**WHAT IS NEEDED**:
Look through the data for the string "povečati". Copy every line where it is found.

## BEGIN EXTRACTED INFORMATION

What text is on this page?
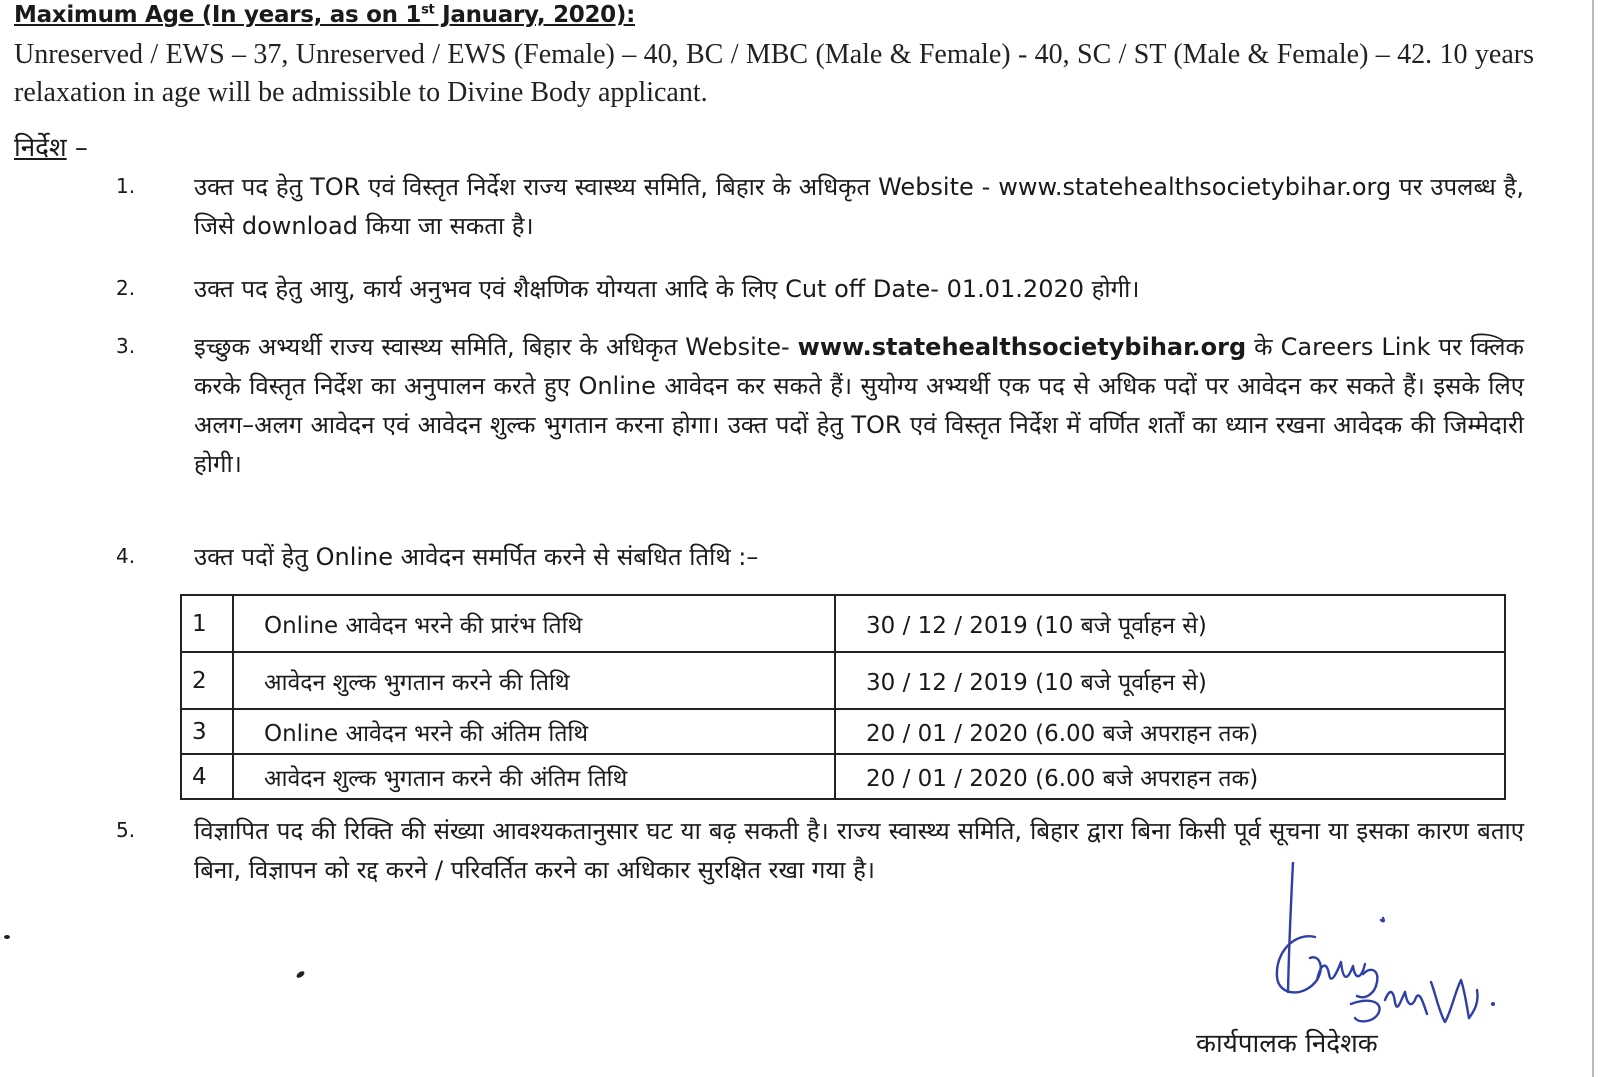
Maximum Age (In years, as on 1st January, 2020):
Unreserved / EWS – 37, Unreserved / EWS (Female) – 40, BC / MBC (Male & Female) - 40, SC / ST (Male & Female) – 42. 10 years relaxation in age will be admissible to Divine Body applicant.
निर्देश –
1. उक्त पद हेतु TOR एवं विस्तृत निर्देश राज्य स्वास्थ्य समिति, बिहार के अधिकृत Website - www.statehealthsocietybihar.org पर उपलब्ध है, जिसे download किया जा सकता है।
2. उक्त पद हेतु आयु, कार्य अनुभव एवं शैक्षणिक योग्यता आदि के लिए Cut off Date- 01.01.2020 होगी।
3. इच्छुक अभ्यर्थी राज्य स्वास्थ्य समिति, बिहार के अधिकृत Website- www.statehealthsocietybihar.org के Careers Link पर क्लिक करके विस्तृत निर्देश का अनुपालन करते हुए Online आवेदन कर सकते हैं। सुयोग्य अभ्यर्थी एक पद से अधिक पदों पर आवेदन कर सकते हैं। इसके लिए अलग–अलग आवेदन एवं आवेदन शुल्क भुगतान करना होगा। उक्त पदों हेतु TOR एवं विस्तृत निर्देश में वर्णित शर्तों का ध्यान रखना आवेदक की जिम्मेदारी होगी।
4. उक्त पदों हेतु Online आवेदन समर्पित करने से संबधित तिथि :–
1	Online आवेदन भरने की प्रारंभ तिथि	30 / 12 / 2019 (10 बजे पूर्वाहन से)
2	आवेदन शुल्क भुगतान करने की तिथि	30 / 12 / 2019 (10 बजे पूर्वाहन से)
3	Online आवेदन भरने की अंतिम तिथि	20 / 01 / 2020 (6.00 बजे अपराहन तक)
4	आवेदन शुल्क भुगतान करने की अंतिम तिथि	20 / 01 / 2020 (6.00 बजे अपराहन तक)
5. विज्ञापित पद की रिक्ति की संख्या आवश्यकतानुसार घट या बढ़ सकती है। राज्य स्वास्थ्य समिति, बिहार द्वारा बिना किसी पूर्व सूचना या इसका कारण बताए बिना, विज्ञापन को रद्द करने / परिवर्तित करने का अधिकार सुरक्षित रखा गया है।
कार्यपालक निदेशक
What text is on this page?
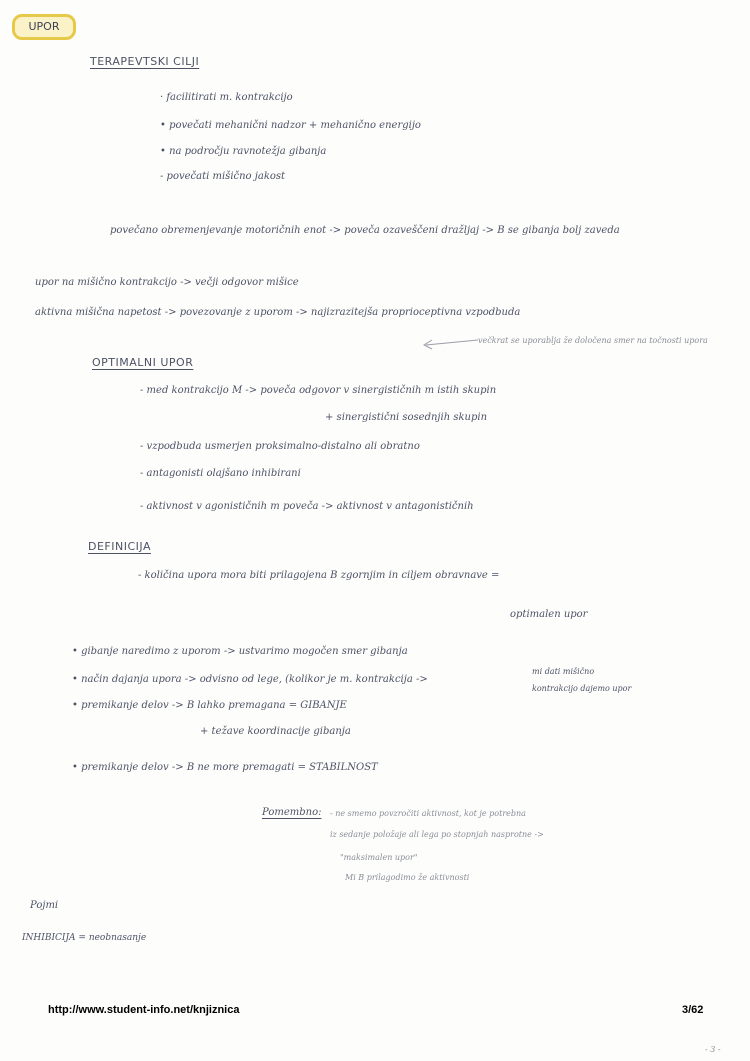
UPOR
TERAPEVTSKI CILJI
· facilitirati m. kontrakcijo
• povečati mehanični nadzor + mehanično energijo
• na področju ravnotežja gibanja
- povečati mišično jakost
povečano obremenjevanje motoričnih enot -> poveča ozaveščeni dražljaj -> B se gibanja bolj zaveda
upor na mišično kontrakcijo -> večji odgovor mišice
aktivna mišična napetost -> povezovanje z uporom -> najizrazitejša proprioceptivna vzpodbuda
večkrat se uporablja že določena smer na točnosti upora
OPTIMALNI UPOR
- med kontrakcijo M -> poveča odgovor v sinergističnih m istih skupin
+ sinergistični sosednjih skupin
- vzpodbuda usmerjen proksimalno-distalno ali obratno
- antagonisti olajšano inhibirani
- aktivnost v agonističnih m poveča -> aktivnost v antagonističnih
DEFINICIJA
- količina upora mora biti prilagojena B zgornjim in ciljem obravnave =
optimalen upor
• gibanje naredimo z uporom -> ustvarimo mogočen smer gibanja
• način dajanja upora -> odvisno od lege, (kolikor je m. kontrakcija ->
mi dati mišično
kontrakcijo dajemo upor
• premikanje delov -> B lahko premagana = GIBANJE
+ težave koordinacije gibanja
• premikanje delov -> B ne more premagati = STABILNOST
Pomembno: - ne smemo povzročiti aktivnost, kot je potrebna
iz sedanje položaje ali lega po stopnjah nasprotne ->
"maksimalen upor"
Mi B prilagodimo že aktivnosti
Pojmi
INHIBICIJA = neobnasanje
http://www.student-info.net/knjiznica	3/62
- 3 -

## END EXTRACTED INFORMATION

**WRITTEN ANSWER**:
• povečati mehanični nadzor + mehanično energijo
- povečati mišično jakost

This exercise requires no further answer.